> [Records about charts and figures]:
## START

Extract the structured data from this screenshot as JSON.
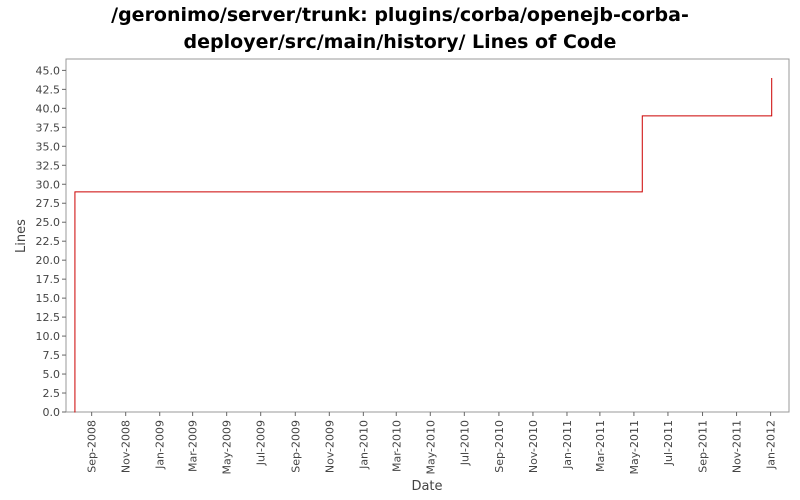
{
  "chart_data": {
    "type": "line",
    "title_line1": "/geronimo/server/trunk: plugins/corba/openejb-corba-",
    "title_line2": "deployer/src/main/history/ Lines of Code",
    "xlabel": "Date",
    "ylabel": "Lines",
    "ylim": [
      0,
      46.5
    ],
    "xlim": [
      "2008-07-17",
      "2012-02-03"
    ],
    "grid": false,
    "legend": "none",
    "series": [
      {
        "line_style": "step",
        "color": "#cc0000",
        "points": [
          {
            "date": "2008-08-01",
            "lines": 0
          },
          {
            "date": "2008-08-02",
            "lines": 29
          },
          {
            "date": "2011-05-15",
            "lines": 29
          },
          {
            "date": "2011-05-16",
            "lines": 39
          },
          {
            "date": "2012-01-02",
            "lines": 39
          },
          {
            "date": "2012-01-03",
            "lines": 44
          }
        ]
      }
    ],
    "y_ticks": [
      "0.0",
      "2.5",
      "5.0",
      "7.5",
      "10.0",
      "12.5",
      "15.0",
      "17.5",
      "20.0",
      "22.5",
      "25.0",
      "27.5",
      "30.0",
      "32.5",
      "35.0",
      "37.5",
      "40.0",
      "42.5",
      "45.0"
    ],
    "x_ticks": [
      {
        "label": "Sep-2008",
        "date": "2008-09-01"
      },
      {
        "label": "Nov-2008",
        "date": "2008-11-01"
      },
      {
        "label": "Jan-2009",
        "date": "2009-01-01"
      },
      {
        "label": "Mar-2009",
        "date": "2009-03-01"
      },
      {
        "label": "May-2009",
        "date": "2009-05-01"
      },
      {
        "label": "Jul-2009",
        "date": "2009-07-01"
      },
      {
        "label": "Sep-2009",
        "date": "2009-09-01"
      },
      {
        "label": "Nov-2009",
        "date": "2009-11-01"
      },
      {
        "label": "Jan-2010",
        "date": "2010-01-01"
      },
      {
        "label": "Mar-2010",
        "date": "2010-03-01"
      },
      {
        "label": "May-2010",
        "date": "2010-05-01"
      },
      {
        "label": "Jul-2010",
        "date": "2010-07-01"
      },
      {
        "label": "Sep-2010",
        "date": "2010-09-01"
      },
      {
        "label": "Nov-2010",
        "date": "2010-11-01"
      },
      {
        "label": "Jan-2011",
        "date": "2011-01-01"
      },
      {
        "label": "Mar-2011",
        "date": "2011-03-01"
      },
      {
        "label": "May-2011",
        "date": "2011-05-01"
      },
      {
        "label": "Jul-2011",
        "date": "2011-07-01"
      },
      {
        "label": "Sep-2011",
        "date": "2011-09-01"
      },
      {
        "label": "Nov-2011",
        "date": "2011-11-01"
      },
      {
        "label": "Jan-2012",
        "date": "2012-01-01"
      }
    ]
  }
}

## END

> [What this task involves]:
Quote the preceding records in their entirety, excluding every picture.

> [Correct output]:
Extract the structured data from this screenshot as JSON.
{
  "chart_data": {
    "type": "line",
    "title_line1": "/geronimo/server/trunk: plugins/corba/openejb-corba-",
    "title_line2": "deployer/src/main/history/ Lines of Code",
    "xlabel": "Date",
    "ylabel": "Lines",
    "ylim": [
      0,
      46.5
    ],
    "xlim": [
      "2008-07-17",
      "2012-02-03"
    ],
    "grid": false,
    "legend": "none",
    "series": [
      {
        "line_style": "step",
        "color": "#cc0000",
        "points": [
          {
            "date": "2008-08-01",
            "lines": 0
          },
          {
            "date": "2008-08-02",
            "lines": 29
          },
          {
            "date": "2011-05-15",
            "lines": 29
          },
          {
            "date": "2011-05-16",
            "lines": 39
          },
          {
            "date": "2012-01-02",
            "lines": 39
          },
          {
            "date": "2012-01-03",
            "lines": 44
          }
        ]
      }
    ],
    "y_ticks": [
      "0.0",
      "2.5",
      "5.0",
      "7.5",
      "10.0",
      "12.5",
      "15.0",
      "17.5",
      "20.0",
      "22.5",
      "25.0",
      "27.5",
      "30.0",
      "32.5",
      "35.0",
      "37.5",
      "40.0",
      "42.5",
      "45.0"
    ],
    "x_ticks": [
      {
        "label": "Sep-2008",
        "date": "2008-09-01"
      },
      {
        "label": "Nov-2008",
        "date": "2008-11-01"
      },
      {
        "label": "Jan-2009",
        "date": "2009-01-01"
      },
      {
        "label": "Mar-2009",
        "date": "2009-03-01"
      },
      {
        "label": "May-2009",
        "date": "2009-05-01"
      },
      {
        "label": "Jul-2009",
        "date": "2009-07-01"
      },
      {
        "label": "Sep-2009",
        "date": "2009-09-01"
      },
      {
        "label": "Nov-2009",
        "date": "2009-11-01"
      },
      {
        "label": "Jan-2010",
        "date": "2010-01-01"
      },
      {
        "label": "Mar-2010",
        "date": "2010-03-01"
      },
      {
        "label": "May-2010",
        "date": "2010-05-01"
      },
      {
        "label": "Jul-2010",
        "date": "2010-07-01"
      },
      {
        "label": "Sep-2010",
        "date": "2010-09-01"
      },
      {
        "label": "Nov-2010",
        "date": "2010-11-01"
      },
      {
        "label": "Jan-2011",
        "date": "2011-01-01"
      },
      {
        "label": "Mar-2011",
        "date": "2011-03-01"
      },
      {
        "label": "May-2011",
        "date": "2011-05-01"
      },
      {
        "label": "Jul-2011",
        "date": "2011-07-01"
      },
      {
        "label": "Sep-2011",
        "date": "2011-09-01"
      },
      {
        "label": "Nov-2011",
        "date": "2011-11-01"
      },
      {
        "label": "Jan-2012",
        "date": "2012-01-01"
      }
    ]
  }
}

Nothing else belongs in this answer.